[Input]
◇ ◇ ◇ ◇
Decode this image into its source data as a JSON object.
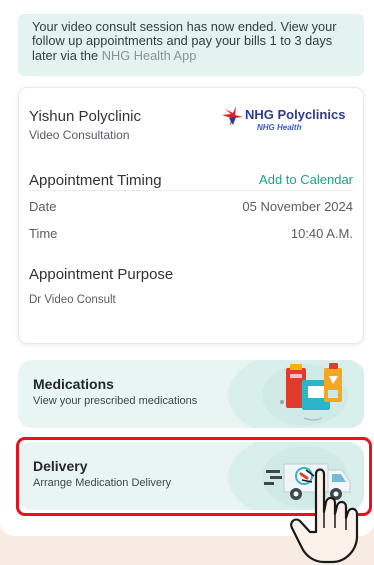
{
  "banner": {
    "text_before": "Your video consult session has now ended. View your follow up appointments and pay your bills 1 to 3 days later via the ",
    "app_name": "NHG Health App"
  },
  "appointment": {
    "clinic_name": "Yishun Polyclinic",
    "consult_type": "Video Consultation",
    "logo_text": "NHG Polyclinics",
    "logo_subtext": "NHG Health",
    "timing_title": "Appointment Timing",
    "add_calendar_label": "Add to Calendar",
    "date_label": "Date",
    "date_value": "05 November 2024",
    "time_label": "Time",
    "time_value": "10:40 A.M.",
    "purpose_title": "Appointment Purpose",
    "purpose_value": "Dr Video Consult"
  },
  "medications": {
    "title": "Medications",
    "subtitle": "View your prescribed medications",
    "icon": "medication-boxes-icon"
  },
  "delivery": {
    "title": "Delivery",
    "subtitle": "Arrange Medication Delivery",
    "icon": "delivery-van-icon",
    "highlight_color": "#e5131f"
  },
  "colors": {
    "accent": "#1fa37e",
    "banner_bg": "#e3f4f0",
    "tile_bg": "#e9f5f3",
    "page_bg": "#f8ebe3"
  }
}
◇ ◇ ◇ ◇
[Written instruction] Strip out the pictures and quote the remaining data word for word.

[Task answer]
Decode this image into its source data as a JSON object.
{
  "banner": {
    "text_before": "Your video consult session has now ended. View your follow up appointments and pay your bills 1 to 3 days later via the ",
    "app_name": "NHG Health App"
  },
  "appointment": {
    "clinic_name": "Yishun Polyclinic",
    "consult_type": "Video Consultation",
    "logo_text": "NHG Polyclinics",
    "logo_subtext": "NHG Health",
    "timing_title": "Appointment Timing",
    "add_calendar_label": "Add to Calendar",
    "date_label": "Date",
    "date_value": "05 November 2024",
    "time_label": "Time",
    "time_value": "10:40 A.M.",
    "purpose_title": "Appointment Purpose",
    "purpose_value": "Dr Video Consult"
  },
  "medications": {
    "title": "Medications",
    "subtitle": "View your prescribed medications",
    "icon": "medication-boxes-icon"
  },
  "delivery": {
    "title": "Delivery",
    "subtitle": "Arrange Medication Delivery",
    "icon": "delivery-van-icon",
    "highlight_color": "#e5131f"
  },
  "colors": {
    "accent": "#1fa37e",
    "banner_bg": "#e3f4f0",
    "tile_bg": "#e9f5f3",
    "page_bg": "#f8ebe3"
  }
}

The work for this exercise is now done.